### [Part of a data file]
###

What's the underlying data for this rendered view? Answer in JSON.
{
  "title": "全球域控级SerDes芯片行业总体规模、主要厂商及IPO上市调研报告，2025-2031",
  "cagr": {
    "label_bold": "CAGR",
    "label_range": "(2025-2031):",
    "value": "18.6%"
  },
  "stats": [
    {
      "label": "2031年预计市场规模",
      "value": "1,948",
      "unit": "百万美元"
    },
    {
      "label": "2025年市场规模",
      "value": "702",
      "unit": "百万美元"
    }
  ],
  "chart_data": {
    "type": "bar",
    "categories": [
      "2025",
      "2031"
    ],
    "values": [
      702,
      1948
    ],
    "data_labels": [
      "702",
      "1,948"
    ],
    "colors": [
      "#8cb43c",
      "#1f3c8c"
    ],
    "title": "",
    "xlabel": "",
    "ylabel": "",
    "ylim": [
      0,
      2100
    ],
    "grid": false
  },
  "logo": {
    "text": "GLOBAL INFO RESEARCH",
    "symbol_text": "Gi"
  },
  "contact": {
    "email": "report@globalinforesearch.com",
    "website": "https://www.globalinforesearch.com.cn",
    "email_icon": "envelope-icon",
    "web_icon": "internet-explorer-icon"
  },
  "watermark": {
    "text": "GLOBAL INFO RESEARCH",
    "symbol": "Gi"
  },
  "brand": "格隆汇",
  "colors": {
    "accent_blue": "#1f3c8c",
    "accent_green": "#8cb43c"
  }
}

###

### [SHORT TASK]
Reproduce the entries above in full by retyping them exactly.

### [TASK OUTPUT]
What's the underlying data for this rendered view? Answer in JSON.
{
  "title": "全球域控级SerDes芯片行业总体规模、主要厂商及IPO上市调研报告，2025-2031",
  "cagr": {
    "label_bold": "CAGR",
    "label_range": "(2025-2031):",
    "value": "18.6%"
  },
  "stats": [
    {
      "label": "2031年预计市场规模",
      "value": "1,948",
      "unit": "百万美元"
    },
    {
      "label": "2025年市场规模",
      "value": "702",
      "unit": "百万美元"
    }
  ],
  "chart_data": {
    "type": "bar",
    "categories": [
      "2025",
      "2031"
    ],
    "values": [
      702,
      1948
    ],
    "data_labels": [
      "702",
      "1,948"
    ],
    "colors": [
      "#8cb43c",
      "#1f3c8c"
    ],
    "title": "",
    "xlabel": "",
    "ylabel": "",
    "ylim": [
      0,
      2100
    ],
    "grid": false
  },
  "logo": {
    "text": "GLOBAL INFO RESEARCH",
    "symbol_text": "Gi"
  },
  "contact": {
    "email": "report@globalinforesearch.com",
    "website": "https://www.globalinforesearch.com.cn",
    "email_icon": "envelope-icon",
    "web_icon": "internet-explorer-icon"
  },
  "watermark": {
    "text": "GLOBAL INFO RESEARCH",
    "symbol": "Gi"
  },
  "brand": "格隆汇",
  "colors": {
    "accent_blue": "#1f3c8c",
    "accent_green": "#8cb43c"
  }
}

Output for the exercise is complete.